- **WORK TO COMPLETE**:
Count lines, not occurrences: report how many lines in the records hold the string "auch", and nothing else.

[START OF EXERCISE INPUT]

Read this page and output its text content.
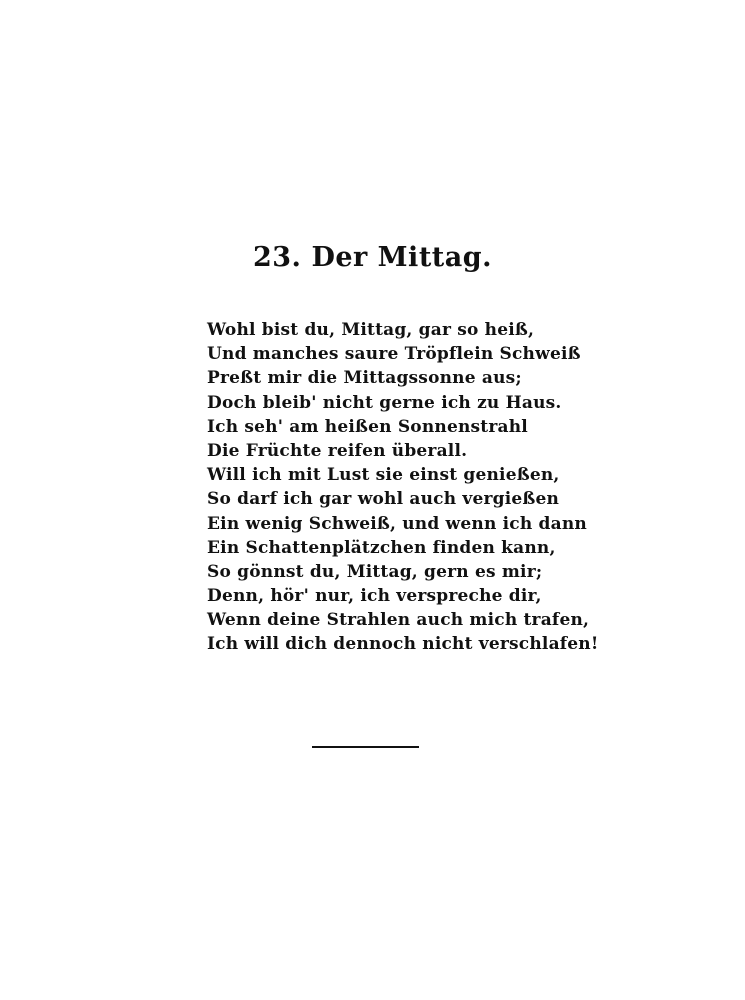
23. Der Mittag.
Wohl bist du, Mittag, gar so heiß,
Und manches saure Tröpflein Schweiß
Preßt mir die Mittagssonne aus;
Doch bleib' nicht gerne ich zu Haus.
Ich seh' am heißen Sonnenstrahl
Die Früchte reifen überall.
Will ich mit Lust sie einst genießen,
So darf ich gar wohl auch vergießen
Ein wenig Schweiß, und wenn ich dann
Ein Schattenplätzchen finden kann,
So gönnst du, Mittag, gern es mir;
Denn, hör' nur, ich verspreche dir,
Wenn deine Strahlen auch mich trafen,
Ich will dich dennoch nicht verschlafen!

[END OF EXERCISE INPUT]
[START OF EXERCISE INPUT]

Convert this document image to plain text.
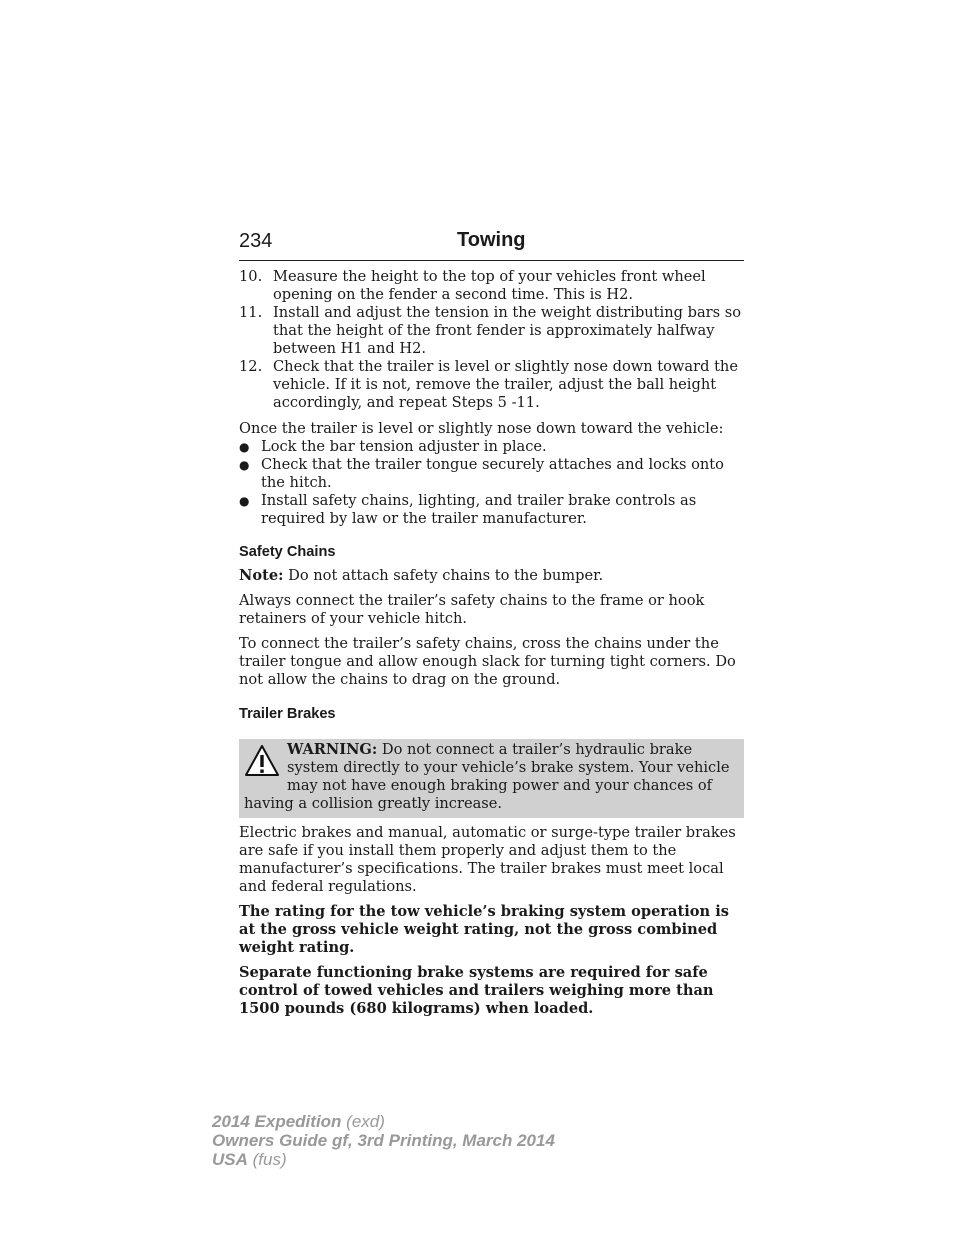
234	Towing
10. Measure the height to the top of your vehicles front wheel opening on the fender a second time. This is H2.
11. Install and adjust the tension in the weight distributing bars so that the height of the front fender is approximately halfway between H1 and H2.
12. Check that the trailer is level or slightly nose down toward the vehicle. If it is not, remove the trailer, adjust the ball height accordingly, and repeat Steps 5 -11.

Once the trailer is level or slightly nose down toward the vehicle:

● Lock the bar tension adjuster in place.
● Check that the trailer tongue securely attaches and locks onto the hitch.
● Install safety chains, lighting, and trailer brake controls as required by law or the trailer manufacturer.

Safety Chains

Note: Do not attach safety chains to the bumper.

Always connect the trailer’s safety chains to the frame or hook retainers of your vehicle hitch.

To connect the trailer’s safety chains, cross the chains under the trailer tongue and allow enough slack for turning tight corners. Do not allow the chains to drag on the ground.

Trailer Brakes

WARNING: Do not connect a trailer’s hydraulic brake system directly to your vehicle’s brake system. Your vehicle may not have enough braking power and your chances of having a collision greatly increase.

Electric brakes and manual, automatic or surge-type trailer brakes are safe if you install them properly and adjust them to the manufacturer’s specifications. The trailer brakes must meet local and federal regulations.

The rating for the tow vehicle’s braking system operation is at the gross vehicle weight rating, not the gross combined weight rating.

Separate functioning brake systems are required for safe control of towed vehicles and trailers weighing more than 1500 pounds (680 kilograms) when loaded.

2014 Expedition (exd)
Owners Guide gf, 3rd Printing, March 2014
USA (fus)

[END OF EXERCISE INPUT]

- **TASK RESULT**:
2